# WHAT NEEDS TO BE DONE
Starting at the line that contains "What text is on this page?", quote each line exactly through the last line of the entries, both included.

# MATERIAL TO PROCESS
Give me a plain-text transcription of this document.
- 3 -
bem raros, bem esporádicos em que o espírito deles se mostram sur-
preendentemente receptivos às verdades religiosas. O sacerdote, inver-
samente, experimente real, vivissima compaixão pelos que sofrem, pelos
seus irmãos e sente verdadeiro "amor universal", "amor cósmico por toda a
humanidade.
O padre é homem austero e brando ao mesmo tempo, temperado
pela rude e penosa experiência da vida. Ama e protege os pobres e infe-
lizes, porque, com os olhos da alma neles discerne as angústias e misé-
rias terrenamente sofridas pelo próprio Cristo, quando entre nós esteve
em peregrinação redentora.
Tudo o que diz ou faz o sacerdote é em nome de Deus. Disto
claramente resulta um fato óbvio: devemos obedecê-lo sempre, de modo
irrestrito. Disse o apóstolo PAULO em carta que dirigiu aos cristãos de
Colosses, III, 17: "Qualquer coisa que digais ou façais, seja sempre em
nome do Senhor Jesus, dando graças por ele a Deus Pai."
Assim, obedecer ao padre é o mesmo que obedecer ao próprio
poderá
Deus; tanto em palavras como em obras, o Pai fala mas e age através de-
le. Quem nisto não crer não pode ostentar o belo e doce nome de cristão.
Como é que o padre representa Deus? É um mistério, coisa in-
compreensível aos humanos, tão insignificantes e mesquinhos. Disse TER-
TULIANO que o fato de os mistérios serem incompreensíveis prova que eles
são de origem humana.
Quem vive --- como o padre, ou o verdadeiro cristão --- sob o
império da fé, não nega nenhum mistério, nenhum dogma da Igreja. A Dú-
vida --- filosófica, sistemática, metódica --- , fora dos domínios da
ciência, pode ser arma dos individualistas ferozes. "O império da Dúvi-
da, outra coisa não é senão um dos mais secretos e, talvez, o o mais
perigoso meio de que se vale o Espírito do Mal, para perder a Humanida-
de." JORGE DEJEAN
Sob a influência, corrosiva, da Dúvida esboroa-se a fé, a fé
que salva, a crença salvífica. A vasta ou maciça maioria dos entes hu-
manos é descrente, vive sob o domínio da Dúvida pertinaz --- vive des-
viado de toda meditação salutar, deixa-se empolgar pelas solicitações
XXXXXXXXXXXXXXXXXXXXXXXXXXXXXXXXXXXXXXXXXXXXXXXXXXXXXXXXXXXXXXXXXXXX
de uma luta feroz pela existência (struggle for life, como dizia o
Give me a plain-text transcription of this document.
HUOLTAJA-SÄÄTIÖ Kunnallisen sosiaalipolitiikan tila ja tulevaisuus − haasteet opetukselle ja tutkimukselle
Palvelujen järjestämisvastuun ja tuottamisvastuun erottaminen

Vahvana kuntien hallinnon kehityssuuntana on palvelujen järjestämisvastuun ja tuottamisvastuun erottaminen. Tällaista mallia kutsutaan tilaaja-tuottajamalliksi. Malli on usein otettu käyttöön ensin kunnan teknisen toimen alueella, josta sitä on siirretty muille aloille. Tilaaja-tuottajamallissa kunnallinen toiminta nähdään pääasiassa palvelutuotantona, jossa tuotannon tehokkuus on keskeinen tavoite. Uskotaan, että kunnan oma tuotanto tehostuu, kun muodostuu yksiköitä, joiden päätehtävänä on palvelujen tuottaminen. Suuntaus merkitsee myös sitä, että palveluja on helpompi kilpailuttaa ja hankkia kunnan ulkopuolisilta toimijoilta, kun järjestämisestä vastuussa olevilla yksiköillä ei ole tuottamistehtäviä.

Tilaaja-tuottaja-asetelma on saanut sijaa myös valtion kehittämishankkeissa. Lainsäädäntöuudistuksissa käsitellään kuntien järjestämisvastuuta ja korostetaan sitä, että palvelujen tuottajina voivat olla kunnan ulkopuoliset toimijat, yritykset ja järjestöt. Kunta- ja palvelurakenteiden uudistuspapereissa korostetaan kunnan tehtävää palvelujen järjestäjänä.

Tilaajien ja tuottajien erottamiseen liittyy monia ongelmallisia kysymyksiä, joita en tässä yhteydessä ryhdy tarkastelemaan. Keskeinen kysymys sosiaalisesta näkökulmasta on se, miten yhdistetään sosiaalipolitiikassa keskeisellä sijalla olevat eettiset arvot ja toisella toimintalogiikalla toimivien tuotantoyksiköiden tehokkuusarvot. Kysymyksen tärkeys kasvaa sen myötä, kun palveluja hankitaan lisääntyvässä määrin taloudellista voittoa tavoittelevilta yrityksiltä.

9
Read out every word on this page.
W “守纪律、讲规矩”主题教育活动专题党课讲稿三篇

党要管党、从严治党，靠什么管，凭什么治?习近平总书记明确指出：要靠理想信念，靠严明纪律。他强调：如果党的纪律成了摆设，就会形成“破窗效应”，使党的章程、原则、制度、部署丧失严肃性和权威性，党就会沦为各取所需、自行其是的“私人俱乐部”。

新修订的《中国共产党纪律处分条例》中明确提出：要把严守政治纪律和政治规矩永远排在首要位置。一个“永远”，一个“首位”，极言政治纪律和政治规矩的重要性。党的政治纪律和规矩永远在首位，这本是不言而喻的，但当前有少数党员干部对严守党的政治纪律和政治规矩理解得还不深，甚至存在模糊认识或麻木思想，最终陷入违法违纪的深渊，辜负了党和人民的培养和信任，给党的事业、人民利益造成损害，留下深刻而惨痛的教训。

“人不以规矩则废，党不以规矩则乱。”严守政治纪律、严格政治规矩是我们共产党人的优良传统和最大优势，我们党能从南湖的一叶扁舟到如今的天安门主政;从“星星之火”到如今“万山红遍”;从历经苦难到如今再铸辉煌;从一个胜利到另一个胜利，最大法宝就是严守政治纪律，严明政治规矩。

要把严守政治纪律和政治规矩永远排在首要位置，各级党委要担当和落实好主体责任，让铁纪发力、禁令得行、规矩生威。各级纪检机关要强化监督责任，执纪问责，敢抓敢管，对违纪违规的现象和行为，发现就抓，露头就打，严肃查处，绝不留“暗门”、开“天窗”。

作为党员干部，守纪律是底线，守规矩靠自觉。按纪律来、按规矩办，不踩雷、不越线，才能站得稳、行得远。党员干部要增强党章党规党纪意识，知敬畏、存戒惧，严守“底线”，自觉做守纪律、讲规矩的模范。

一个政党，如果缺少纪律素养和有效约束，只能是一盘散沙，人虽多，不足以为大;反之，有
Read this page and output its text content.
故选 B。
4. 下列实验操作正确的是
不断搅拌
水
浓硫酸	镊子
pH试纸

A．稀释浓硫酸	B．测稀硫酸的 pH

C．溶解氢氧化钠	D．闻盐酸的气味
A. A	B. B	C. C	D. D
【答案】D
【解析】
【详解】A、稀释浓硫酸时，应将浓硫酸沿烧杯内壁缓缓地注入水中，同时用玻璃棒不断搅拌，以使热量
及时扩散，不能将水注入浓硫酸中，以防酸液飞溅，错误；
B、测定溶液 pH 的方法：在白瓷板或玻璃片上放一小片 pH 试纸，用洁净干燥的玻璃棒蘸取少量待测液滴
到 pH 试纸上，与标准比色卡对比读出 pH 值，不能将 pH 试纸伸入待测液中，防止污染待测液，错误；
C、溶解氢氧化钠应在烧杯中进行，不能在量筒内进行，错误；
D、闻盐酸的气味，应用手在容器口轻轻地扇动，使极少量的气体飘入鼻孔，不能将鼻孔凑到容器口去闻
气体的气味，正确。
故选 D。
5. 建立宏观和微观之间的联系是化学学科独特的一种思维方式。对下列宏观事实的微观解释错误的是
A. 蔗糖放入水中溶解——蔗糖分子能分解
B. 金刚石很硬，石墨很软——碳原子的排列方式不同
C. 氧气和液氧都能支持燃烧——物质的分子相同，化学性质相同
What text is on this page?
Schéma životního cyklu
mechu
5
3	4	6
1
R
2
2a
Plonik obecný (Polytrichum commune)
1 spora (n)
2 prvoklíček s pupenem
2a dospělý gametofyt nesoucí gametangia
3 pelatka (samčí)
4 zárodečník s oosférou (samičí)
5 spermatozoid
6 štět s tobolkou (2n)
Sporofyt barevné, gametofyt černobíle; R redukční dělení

# RIGHT ANSWER
What text is on this page?
Schéma životního cyklu
mechu
5
3	4	6
1
R
2
2a
Plonik obecný (Polytrichum commune)
1 spora (n)
2 prvoklíček s pupenem
2a dospělý gametofyt nesoucí gametangia
3 pelatka (samčí)
4 zárodečník s oosférou (samičí)
5 spermatozoid
6 štět s tobolkou (2n)
Sporofyt barevné, gametofyt černobíle; R redukční dělení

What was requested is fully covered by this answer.